--- SUPPLIED TEXT ---

CURRENT CHANGE The purpose of the coil units as was previously stated, is to transform the low tension current as it comes from the magneto to a current of high enough voltage to jump between the spark plug points. In order to explain what takes place in the coil unit and how it is accomplished it will be necessary to learn the meaning of a few common electrical terms.
ALTERNATING CURRENT is an electrical current which continually changes its direction of travel. It will not charge the battery as it alternates in polarity.
POLARITY is an electrical condition. The terminals on a battery, like the poles of a magnet are said to possess positive and negative polarity.
DIRECT CURRENT is an electrical current traveling in one direction only.
The AMPERE is the unit of the amount of flow of electrical current.
The VOLT is the unit of pressure of electrical current.
LOW TENSION CURRENT is electric current under low pressure or voltage, it is the type of current supplied by a battery or a Ford magneto.
HIGH TENSION CURRENT is electrical current under high pressure or voltage, it is the type of current in the spark plug wires.
COIL UNITS The coil unit contains a primary and secondary coil, a condenser, a soft iron core, and the upper and lower bridge. The transformation or induction of the current is caused by producing a current in one wire by another current in another wire near the first but absolutely insulated from it.
It is interesting to note the care and accuracy used in building up the Coils of the unit. The core is made of 165 pieces of soft iron wire insulated with heavy paper from the primary coil which is wound around it.
The primary coil is made up of a comparatively few turns of copper insulated wire and then soaked in hot paraffin and rosin. The secondary coil is made up of 6,000 feet of enameled copper wire with insulation between each layer. It is wrapped in two spools to reduce the diameter of the coil.

--- PROVIDED INFORMATION ---

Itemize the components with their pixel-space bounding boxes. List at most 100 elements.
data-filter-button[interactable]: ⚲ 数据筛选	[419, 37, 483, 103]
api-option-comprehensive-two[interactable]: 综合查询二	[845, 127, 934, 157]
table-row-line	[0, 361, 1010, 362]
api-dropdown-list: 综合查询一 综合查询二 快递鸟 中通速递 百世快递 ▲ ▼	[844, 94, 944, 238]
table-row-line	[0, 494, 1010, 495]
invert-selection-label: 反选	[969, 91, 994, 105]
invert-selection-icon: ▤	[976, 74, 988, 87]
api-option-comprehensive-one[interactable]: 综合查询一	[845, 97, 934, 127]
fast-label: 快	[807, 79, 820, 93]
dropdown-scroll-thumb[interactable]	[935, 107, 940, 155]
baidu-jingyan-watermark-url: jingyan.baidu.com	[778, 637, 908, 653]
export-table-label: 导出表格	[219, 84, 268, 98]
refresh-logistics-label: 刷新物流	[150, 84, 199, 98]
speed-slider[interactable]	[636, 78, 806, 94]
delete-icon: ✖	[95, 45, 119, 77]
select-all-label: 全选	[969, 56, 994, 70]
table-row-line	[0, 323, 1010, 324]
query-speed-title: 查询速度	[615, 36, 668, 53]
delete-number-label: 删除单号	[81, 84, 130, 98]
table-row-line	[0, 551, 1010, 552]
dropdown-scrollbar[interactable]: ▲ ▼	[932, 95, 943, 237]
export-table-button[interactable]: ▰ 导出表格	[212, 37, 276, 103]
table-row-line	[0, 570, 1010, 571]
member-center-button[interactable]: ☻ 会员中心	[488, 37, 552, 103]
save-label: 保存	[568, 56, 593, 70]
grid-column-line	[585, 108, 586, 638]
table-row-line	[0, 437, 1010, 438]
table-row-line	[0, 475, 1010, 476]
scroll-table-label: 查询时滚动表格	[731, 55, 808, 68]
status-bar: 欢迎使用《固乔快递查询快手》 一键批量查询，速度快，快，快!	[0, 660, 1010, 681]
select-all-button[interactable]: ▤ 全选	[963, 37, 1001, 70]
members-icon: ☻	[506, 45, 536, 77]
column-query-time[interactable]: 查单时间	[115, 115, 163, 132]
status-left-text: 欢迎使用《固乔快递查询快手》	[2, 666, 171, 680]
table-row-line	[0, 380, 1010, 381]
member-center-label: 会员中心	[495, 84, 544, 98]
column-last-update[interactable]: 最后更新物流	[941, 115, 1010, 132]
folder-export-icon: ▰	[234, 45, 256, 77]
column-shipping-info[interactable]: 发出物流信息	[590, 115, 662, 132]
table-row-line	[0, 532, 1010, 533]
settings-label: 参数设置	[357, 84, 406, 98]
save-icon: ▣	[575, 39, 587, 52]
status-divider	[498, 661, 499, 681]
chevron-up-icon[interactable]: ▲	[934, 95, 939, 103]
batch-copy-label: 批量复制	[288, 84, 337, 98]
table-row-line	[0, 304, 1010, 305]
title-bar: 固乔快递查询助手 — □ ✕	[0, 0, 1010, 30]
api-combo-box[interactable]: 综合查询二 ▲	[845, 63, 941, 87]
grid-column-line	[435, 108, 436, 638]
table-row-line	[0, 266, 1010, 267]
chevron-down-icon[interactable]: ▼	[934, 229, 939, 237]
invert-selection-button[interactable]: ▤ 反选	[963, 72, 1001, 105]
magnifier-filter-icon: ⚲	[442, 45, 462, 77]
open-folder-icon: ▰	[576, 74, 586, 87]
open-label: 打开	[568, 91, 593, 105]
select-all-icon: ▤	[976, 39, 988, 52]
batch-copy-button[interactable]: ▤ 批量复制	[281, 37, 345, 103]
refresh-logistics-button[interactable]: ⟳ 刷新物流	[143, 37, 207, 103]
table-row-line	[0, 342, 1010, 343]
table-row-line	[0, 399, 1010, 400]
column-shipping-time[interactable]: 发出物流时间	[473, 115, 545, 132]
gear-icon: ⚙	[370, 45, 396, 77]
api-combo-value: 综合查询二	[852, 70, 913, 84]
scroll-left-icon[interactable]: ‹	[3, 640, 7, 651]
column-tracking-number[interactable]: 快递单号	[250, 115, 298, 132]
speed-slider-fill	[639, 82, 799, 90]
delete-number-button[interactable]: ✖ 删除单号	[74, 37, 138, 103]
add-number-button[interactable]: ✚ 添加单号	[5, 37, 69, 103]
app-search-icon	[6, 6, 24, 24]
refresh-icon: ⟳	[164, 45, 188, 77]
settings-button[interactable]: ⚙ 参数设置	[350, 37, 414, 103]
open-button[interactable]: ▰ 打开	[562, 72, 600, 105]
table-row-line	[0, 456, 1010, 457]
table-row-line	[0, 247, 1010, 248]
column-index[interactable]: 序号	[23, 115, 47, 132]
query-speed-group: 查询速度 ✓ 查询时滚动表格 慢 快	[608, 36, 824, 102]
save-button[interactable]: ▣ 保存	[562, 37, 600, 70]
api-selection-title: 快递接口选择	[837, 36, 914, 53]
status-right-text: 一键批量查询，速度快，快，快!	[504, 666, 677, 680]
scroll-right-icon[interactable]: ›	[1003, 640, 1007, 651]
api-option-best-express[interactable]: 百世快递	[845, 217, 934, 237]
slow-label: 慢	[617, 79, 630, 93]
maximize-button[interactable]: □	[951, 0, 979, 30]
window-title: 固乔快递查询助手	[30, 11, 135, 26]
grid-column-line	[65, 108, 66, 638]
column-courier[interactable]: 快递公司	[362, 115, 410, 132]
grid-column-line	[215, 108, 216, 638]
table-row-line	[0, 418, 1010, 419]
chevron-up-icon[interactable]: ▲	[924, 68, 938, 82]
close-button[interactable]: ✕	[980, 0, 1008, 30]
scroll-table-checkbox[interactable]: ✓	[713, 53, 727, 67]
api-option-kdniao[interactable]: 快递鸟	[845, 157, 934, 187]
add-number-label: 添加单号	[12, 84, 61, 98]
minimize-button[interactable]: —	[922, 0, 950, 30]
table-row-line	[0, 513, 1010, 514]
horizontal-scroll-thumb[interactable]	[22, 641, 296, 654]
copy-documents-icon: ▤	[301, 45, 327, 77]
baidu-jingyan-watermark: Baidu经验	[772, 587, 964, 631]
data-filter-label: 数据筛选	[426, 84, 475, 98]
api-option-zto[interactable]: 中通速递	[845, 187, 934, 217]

---

• TASKS AND EXERCISES:
(a) From the passage on coil units above, set down the wording starting at "DIRECT CURRENT is" and ending at "a Ford magneto.".
(b) According to the passage on coil units above, how many pieces of soft iron wire make up the core?

• TASK RESULTS:
(a)
DIRECT CURRENT is an electrical current traveling in one direction only.
The AMPERE is the unit of the amount of flow of electrical current.
The VOLT is the unit of pressure of electrical current.
LOW TENSION CURRENT is electric current under low pressure or voltage, it is the type of current supplied by a battery or a Ford magneto.

(b) 165 pieces.